** Work required **
The entries are to be returned exactly, with images left out.

** Information provided **
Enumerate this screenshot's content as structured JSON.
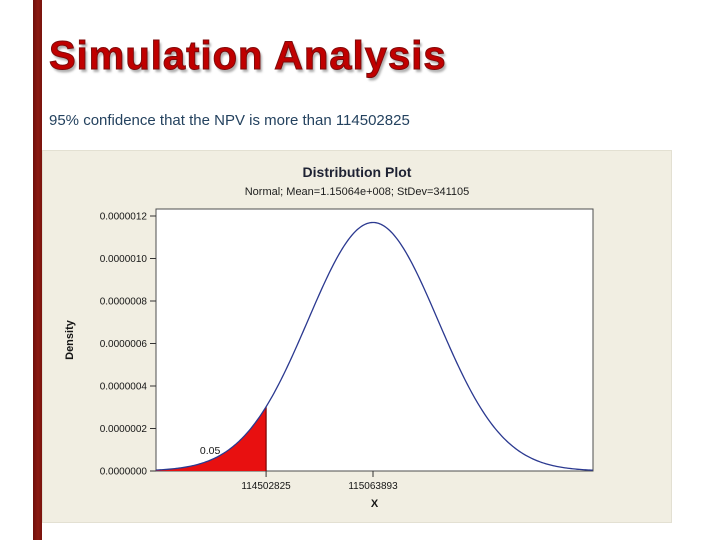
{
  "slide": {
    "title": "Simulation Analysis",
    "subtitle": "95% confidence that the NPV is more than 114502825"
  },
  "chart_data": {
    "type": "area",
    "title": "Distribution Plot",
    "subtitle": "Normal; Mean=1.15064e+008; StDev=341105",
    "xlabel": "X",
    "ylabel": "Density",
    "distribution": {
      "name": "normal",
      "mean": 115063893,
      "stdev": 341105
    },
    "shaded_region": {
      "side": "left-tail",
      "boundary": 114502825,
      "area_label": "0.05"
    },
    "x_ticks": [
      114502825,
      115063893
    ],
    "y_ticks": [
      1.2e-06,
      1e-06,
      8e-07,
      6e-07,
      4e-07,
      2e-07,
      0.0
    ],
    "ylim": [
      0,
      1.2e-06
    ],
    "legend": false,
    "grid": false,
    "colors": {
      "curve": "#2b3990",
      "tail_fill": "#e81010",
      "tail_edge": "#7a0000",
      "chart_bg": "#f1eee2",
      "plot_bg": "#ffffff",
      "plot_border": "#4d4d4d",
      "accent_bar": "#8c1a11",
      "title_red": "#c00000"
    }
  }
}
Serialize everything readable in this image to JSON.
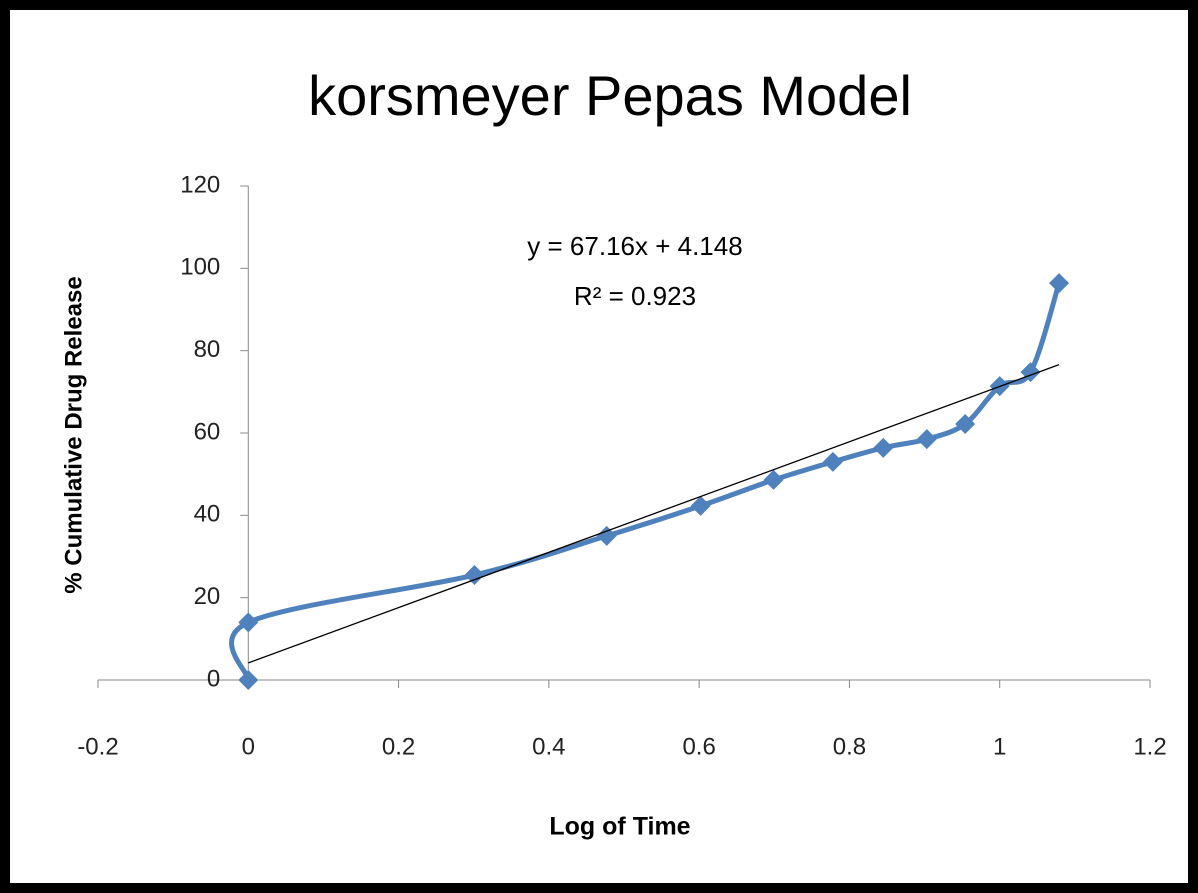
{
  "chart_data": {
    "type": "scatter",
    "title": "korsmeyer Pepas Model",
    "x_label": "Log of Time",
    "y_label": "% Cumulative Drug Release",
    "annotations": [
      "y = 67.16x + 4.148",
      "R² = 0.923"
    ],
    "series": [
      {
        "name": "Release",
        "color": "#4f81bd",
        "line": "smooth",
        "marker": "diamond",
        "x": [
          0,
          0,
          0.301,
          0.477,
          0.602,
          0.699,
          0.778,
          0.845,
          0.903,
          0.954,
          1.0,
          1.041,
          1.079
        ],
        "values": [
          0,
          14,
          25.5,
          35,
          42.3,
          48.6,
          53,
          56.4,
          58.5,
          62.2,
          71.4,
          74.8,
          96.4
        ]
      },
      {
        "name": "Linear trendline",
        "color": "#000000",
        "line": "straight",
        "marker": "none",
        "x": [
          0,
          1.079
        ],
        "values": [
          4.148,
          76.61
        ]
      }
    ],
    "xlim": [
      -0.2,
      1.2
    ],
    "xticks": [
      -0.2,
      0,
      0.2,
      0.4,
      0.6,
      0.8,
      1,
      1.2
    ],
    "ylim": [
      0,
      120
    ],
    "yticks": [
      0,
      20,
      40,
      60,
      80,
      100,
      120
    ],
    "grid": false,
    "legend": false
  }
}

** Response to this task **
Enumerate this screenshot's content as structured JSON.
{
  "slide": {
    "title": "Simulation Analysis",
    "subtitle": "95% confidence that the NPV is more than 114502825"
  },
  "chart_data": {
    "type": "area",
    "title": "Distribution Plot",
    "subtitle": "Normal; Mean=1.15064e+008; StDev=341105",
    "xlabel": "X",
    "ylabel": "Density",
    "distribution": {
      "name": "normal",
      "mean": 115063893,
      "stdev": 341105
    },
    "shaded_region": {
      "side": "left-tail",
      "boundary": 114502825,
      "area_label": "0.05"
    },
    "x_ticks": [
      114502825,
      115063893
    ],
    "y_ticks": [
      1.2e-06,
      1e-06,
      8e-07,
      6e-07,
      4e-07,
      2e-07,
      0.0
    ],
    "ylim": [
      0,
      1.2e-06
    ],
    "legend": false,
    "grid": false,
    "colors": {
      "curve": "#2b3990",
      "tail_fill": "#e81010",
      "tail_edge": "#7a0000",
      "chart_bg": "#f1eee2",
      "plot_bg": "#ffffff",
      "plot_border": "#4d4d4d",
      "accent_bar": "#8c1a11",
      "title_red": "#c00000"
    }
  }
}
Serialize everything readable in this image to JSON.
{
  "chart_data": {
    "type": "scatter",
    "title": "korsmeyer Pepas Model",
    "x_label": "Log of Time",
    "y_label": "% Cumulative Drug Release",
    "annotations": [
      "y = 67.16x + 4.148",
      "R² = 0.923"
    ],
    "series": [
      {
        "name": "Release",
        "color": "#4f81bd",
        "line": "smooth",
        "marker": "diamond",
        "x": [
          0,
          0,
          0.301,
          0.477,
          0.602,
          0.699,
          0.778,
          0.845,
          0.903,
          0.954,
          1.0,
          1.041,
          1.079
        ],
        "values": [
          0,
          14,
          25.5,
          35,
          42.3,
          48.6,
          53,
          56.4,
          58.5,
          62.2,
          71.4,
          74.8,
          96.4
        ]
      },
      {
        "name": "Linear trendline",
        "color": "#000000",
        "line": "straight",
        "marker": "none",
        "x": [
          0,
          1.079
        ],
        "values": [
          4.148,
          76.61
        ]
      }
    ],
    "xlim": [
      -0.2,
      1.2
    ],
    "xticks": [
      -0.2,
      0,
      0.2,
      0.4,
      0.6,
      0.8,
      1,
      1.2
    ],
    "ylim": [
      0,
      120
    ],
    "yticks": [
      0,
      20,
      40,
      60,
      80,
      100,
      120
    ],
    "grid": false,
    "legend": false
  }
}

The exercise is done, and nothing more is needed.